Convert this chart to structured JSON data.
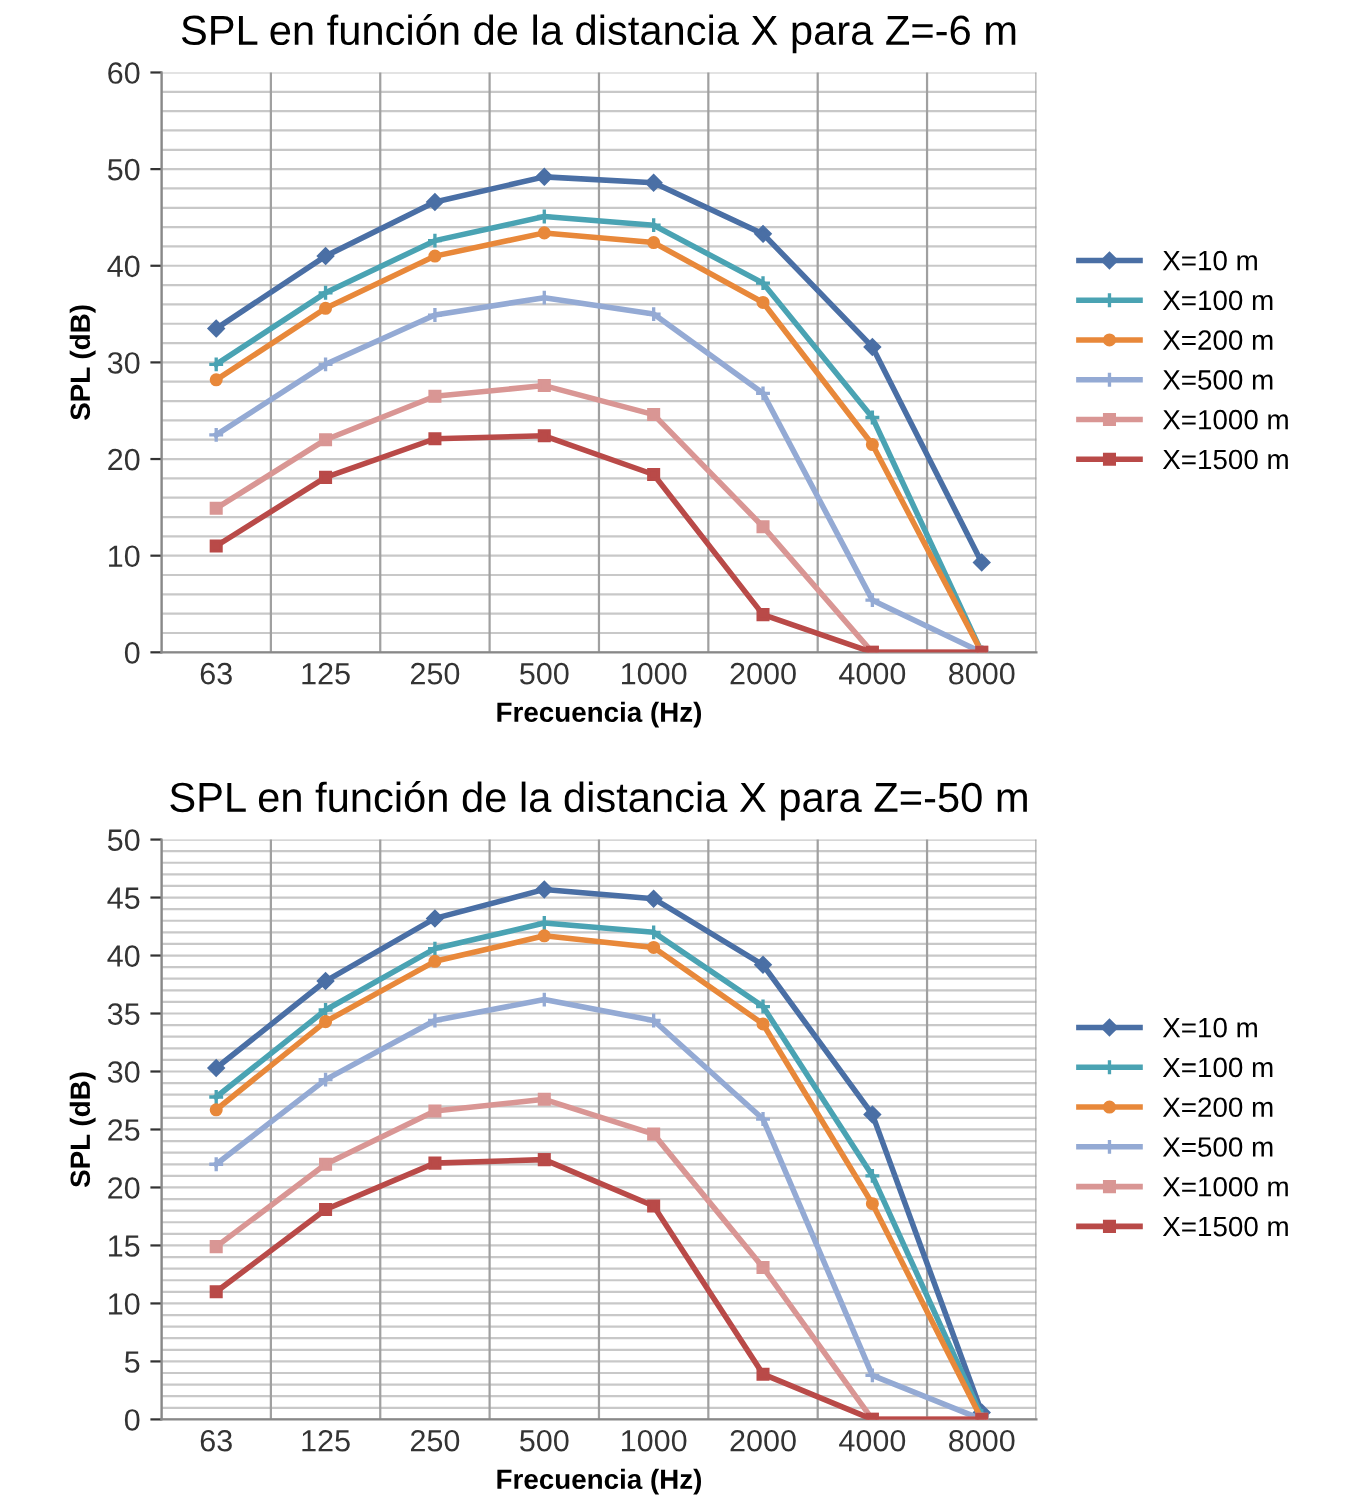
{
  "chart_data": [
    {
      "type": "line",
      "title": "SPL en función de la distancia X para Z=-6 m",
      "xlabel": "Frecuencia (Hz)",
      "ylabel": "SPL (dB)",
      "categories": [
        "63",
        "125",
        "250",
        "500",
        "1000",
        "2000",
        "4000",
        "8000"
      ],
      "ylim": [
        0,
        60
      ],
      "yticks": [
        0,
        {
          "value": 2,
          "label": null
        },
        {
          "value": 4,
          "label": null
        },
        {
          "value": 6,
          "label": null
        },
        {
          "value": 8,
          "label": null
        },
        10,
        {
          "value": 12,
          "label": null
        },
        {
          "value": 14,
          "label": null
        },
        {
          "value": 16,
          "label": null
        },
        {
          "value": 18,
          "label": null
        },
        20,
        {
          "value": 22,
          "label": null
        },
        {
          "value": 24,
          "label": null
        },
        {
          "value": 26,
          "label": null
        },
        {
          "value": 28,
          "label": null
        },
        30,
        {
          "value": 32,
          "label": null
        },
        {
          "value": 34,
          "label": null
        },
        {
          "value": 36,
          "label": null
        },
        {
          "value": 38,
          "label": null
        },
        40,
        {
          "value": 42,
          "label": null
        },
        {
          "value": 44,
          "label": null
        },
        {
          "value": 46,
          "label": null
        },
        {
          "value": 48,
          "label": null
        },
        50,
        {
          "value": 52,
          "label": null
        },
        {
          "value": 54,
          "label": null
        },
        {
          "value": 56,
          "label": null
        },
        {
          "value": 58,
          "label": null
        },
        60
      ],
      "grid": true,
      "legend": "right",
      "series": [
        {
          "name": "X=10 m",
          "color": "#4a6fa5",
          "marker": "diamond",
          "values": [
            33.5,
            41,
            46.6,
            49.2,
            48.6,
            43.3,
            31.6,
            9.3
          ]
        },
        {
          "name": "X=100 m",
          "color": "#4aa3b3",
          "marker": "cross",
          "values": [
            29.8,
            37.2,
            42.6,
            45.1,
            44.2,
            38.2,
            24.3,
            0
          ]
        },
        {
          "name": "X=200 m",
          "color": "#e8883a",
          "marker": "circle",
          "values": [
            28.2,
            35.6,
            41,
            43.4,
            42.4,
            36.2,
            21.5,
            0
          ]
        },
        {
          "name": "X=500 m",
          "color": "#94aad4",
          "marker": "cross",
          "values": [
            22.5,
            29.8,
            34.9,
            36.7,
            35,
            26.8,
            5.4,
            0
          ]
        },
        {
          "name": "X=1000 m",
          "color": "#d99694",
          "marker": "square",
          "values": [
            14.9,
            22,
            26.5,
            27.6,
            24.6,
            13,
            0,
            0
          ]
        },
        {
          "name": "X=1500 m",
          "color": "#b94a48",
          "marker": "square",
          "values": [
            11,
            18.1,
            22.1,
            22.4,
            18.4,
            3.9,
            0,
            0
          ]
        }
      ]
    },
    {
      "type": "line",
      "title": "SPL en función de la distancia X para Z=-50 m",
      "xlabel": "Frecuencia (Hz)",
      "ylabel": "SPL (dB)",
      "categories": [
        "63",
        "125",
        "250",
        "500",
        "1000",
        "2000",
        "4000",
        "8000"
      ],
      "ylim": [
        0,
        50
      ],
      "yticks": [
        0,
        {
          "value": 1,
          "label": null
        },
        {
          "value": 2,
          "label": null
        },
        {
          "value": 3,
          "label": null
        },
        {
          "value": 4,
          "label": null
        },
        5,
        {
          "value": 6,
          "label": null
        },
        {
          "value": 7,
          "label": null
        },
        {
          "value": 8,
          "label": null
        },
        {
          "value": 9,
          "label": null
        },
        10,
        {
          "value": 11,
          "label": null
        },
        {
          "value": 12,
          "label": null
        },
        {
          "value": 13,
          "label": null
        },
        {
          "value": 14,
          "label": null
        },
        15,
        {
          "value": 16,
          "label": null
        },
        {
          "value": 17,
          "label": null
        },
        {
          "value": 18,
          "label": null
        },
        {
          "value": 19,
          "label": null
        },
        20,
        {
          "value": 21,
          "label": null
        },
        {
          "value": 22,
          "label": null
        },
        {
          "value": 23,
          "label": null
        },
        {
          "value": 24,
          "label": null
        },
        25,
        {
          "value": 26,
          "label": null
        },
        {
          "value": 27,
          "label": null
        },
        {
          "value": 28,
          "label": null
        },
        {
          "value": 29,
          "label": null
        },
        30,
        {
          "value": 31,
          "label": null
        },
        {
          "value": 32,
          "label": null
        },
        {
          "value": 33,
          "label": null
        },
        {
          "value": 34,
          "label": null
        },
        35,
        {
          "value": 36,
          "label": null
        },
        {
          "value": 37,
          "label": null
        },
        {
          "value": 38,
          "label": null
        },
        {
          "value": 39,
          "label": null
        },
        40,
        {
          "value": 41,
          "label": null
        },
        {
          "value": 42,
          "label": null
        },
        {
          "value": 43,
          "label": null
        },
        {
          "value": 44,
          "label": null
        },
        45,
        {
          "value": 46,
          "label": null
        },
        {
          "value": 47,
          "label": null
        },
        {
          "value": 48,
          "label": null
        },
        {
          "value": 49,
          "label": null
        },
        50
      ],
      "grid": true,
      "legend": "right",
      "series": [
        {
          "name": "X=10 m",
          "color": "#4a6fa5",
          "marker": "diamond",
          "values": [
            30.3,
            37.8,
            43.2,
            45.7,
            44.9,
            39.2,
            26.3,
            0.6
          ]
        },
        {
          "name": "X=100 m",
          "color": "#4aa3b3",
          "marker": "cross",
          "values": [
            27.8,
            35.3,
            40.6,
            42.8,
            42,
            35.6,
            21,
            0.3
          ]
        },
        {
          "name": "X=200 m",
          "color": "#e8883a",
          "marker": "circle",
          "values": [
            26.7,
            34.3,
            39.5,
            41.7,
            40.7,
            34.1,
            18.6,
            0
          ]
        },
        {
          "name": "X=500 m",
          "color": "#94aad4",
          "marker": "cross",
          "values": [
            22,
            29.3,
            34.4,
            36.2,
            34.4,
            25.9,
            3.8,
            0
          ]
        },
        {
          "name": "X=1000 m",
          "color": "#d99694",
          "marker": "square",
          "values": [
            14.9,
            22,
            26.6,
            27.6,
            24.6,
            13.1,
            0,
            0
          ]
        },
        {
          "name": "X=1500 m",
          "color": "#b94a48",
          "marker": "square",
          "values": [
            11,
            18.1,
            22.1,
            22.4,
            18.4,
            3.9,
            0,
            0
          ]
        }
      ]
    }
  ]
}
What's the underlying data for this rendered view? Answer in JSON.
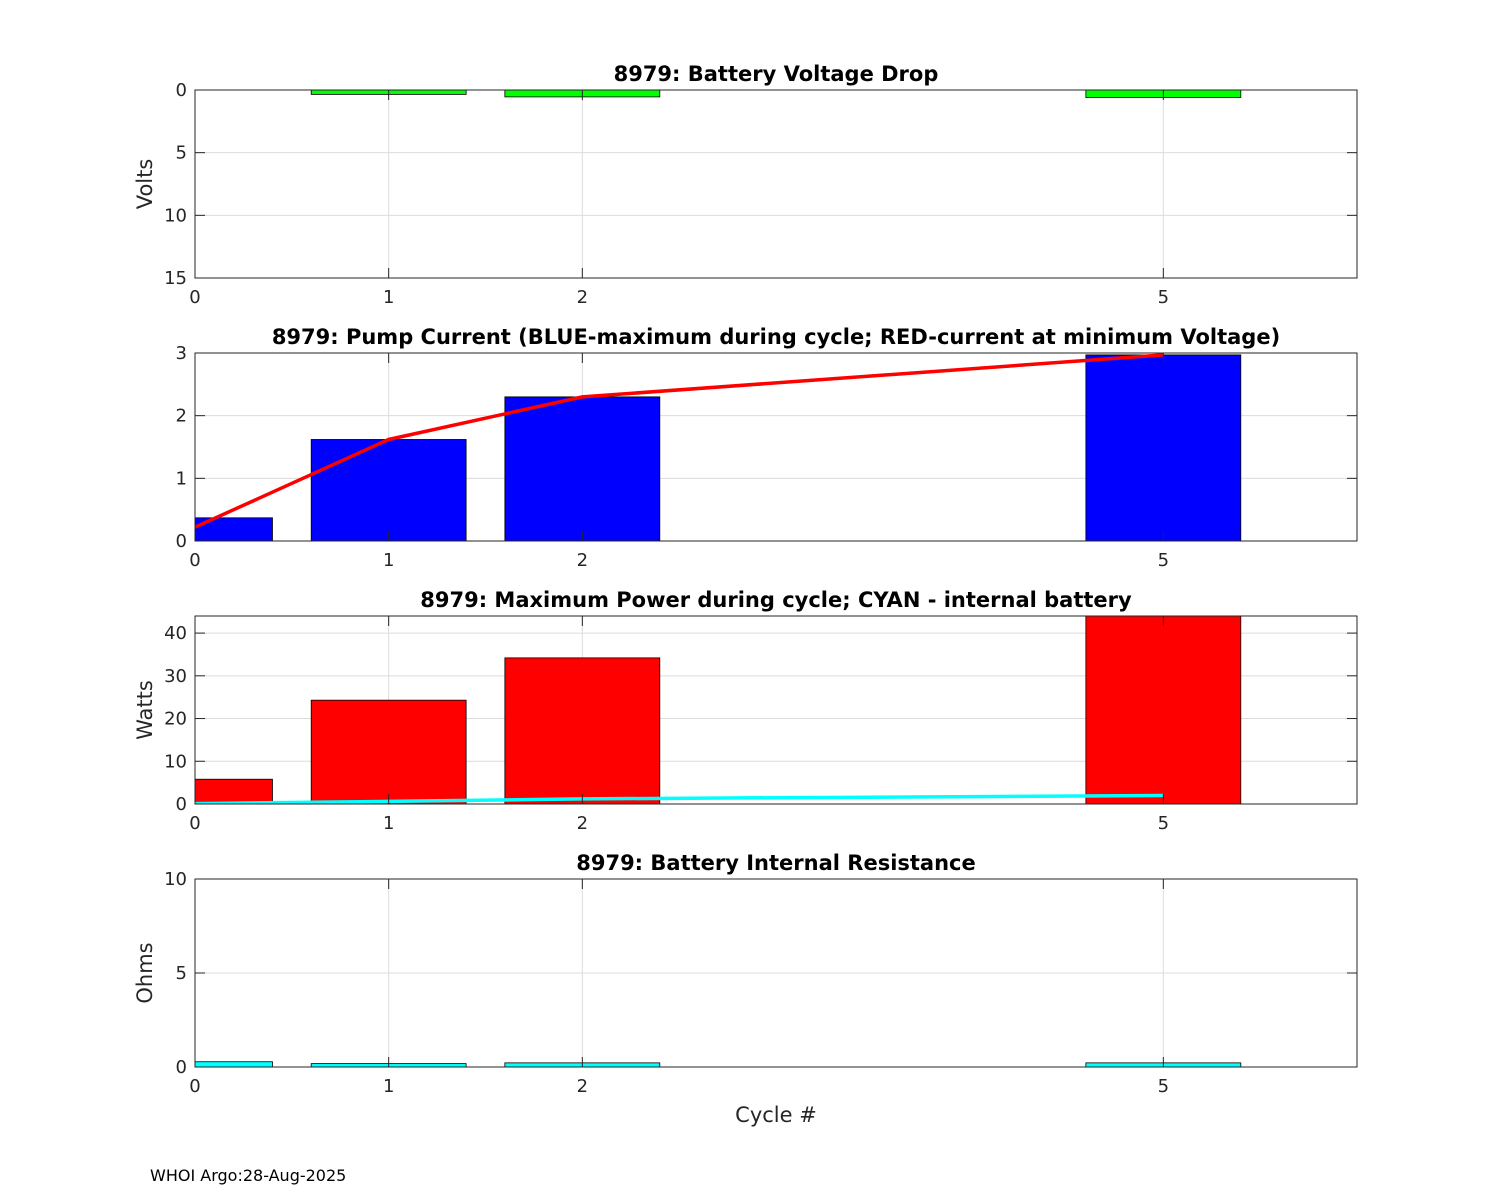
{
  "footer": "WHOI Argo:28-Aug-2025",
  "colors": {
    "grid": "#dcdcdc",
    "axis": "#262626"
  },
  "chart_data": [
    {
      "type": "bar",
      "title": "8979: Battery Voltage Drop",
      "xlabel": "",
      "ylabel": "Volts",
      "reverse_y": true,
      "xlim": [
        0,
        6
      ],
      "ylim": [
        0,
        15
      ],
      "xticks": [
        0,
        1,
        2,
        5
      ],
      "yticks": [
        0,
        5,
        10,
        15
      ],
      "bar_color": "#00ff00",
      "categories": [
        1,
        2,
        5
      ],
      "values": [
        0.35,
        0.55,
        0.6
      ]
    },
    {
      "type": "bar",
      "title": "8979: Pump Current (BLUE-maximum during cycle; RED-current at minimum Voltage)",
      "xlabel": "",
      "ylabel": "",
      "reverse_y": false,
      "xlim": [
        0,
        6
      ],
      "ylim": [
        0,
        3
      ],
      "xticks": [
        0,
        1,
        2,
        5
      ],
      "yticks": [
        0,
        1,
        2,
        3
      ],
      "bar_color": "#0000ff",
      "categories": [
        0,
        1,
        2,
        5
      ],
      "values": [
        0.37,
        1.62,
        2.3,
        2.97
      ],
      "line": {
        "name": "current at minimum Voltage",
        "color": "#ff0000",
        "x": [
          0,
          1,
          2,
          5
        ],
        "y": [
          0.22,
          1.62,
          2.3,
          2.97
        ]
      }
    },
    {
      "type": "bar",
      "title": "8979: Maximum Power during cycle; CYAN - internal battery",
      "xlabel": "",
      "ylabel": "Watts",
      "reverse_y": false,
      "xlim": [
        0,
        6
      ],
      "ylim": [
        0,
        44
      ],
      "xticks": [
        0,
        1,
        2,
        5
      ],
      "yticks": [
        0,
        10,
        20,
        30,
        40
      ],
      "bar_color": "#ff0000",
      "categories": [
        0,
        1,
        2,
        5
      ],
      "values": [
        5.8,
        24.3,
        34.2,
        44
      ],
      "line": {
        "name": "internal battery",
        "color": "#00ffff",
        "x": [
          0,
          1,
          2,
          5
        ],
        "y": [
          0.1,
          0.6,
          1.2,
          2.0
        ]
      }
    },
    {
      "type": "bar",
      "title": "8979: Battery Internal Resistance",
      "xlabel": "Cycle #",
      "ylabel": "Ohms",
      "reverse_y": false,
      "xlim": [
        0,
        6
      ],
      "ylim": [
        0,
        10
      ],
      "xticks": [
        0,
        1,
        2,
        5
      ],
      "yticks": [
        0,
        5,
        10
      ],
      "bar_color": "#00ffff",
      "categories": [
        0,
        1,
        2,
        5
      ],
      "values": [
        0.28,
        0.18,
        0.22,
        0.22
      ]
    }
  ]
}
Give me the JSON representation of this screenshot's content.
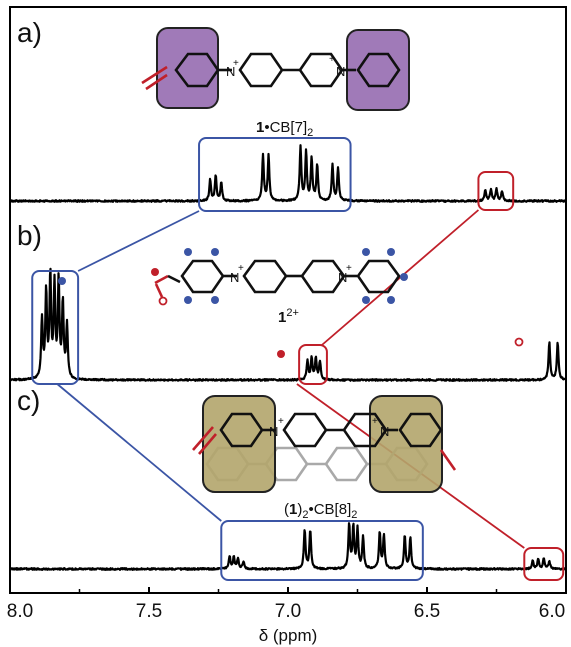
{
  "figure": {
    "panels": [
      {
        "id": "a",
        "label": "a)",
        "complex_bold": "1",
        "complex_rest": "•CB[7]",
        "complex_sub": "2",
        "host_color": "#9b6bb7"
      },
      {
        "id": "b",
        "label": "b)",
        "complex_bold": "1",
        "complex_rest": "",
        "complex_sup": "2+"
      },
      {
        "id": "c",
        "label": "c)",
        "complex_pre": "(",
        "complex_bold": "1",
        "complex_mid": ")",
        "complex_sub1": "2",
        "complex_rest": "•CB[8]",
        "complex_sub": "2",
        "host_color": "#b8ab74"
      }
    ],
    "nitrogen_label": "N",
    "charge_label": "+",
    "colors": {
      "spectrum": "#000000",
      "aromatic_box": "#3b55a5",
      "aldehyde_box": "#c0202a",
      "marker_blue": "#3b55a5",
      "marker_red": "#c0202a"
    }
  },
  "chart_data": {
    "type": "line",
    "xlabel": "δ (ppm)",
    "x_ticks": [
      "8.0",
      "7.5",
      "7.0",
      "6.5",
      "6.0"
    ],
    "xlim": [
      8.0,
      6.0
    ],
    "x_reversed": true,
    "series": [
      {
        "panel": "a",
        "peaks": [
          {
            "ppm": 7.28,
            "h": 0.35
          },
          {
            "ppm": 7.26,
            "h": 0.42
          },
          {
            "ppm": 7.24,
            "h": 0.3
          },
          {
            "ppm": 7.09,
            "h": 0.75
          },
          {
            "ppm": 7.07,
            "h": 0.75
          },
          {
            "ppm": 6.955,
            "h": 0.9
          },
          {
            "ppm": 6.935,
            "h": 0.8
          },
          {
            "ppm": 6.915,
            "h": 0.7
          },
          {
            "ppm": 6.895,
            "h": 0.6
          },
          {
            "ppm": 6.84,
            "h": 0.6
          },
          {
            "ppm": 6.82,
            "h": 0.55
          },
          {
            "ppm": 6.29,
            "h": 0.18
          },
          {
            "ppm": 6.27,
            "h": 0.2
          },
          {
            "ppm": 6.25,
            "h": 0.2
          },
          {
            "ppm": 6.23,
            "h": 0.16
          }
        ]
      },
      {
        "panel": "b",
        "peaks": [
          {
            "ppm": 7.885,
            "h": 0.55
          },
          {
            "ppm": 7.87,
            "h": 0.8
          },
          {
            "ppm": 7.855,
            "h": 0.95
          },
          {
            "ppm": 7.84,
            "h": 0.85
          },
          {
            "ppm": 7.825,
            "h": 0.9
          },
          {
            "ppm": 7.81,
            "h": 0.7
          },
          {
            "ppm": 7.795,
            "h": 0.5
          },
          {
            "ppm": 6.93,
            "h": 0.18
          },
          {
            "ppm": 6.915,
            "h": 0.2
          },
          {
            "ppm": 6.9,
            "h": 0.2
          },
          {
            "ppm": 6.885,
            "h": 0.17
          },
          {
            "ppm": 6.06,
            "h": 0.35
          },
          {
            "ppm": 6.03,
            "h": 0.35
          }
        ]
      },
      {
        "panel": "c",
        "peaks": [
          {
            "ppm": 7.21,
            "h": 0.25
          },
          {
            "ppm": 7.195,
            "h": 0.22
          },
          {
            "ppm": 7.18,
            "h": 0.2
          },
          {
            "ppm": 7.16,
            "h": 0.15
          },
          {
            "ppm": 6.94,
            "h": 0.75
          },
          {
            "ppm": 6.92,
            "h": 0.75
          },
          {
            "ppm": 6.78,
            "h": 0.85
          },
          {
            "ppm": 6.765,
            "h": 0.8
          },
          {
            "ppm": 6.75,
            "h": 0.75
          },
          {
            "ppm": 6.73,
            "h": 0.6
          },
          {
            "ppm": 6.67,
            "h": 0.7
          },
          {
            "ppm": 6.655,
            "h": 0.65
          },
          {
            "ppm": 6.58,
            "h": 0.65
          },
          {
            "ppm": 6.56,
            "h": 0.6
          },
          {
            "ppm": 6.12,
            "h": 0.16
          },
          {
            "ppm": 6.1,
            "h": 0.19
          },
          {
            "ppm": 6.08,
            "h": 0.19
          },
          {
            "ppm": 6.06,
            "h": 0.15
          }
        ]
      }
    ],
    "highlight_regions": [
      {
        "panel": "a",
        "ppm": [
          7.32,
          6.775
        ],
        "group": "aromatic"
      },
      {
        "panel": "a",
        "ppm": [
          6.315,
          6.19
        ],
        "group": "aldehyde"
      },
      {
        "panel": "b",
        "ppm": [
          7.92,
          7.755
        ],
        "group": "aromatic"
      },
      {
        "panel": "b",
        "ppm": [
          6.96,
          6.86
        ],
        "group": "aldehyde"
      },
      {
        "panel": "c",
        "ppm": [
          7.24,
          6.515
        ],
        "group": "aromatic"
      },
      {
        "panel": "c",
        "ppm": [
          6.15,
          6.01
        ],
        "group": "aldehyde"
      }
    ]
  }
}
• • • • •
- [REQUIREMENTS]: Using the listing above, gather each line that holds the string "title" and copy it.

- [FULL RESPONSE]:
      "title": "SPL en función de la distancia X para Z=-6 m",
      "title": "SPL en función de la distancia X para Z=-50 m",
      "title": "8979: Battery Voltage Drop",
      "title": "8979: Pump Current (BLUE-maximum during cycle; RED-current at minimum Voltage)",
      "title": "8979: Maximum Power during cycle; CYAN - internal battery",
      "title": "8979: Battery Internal Resistance",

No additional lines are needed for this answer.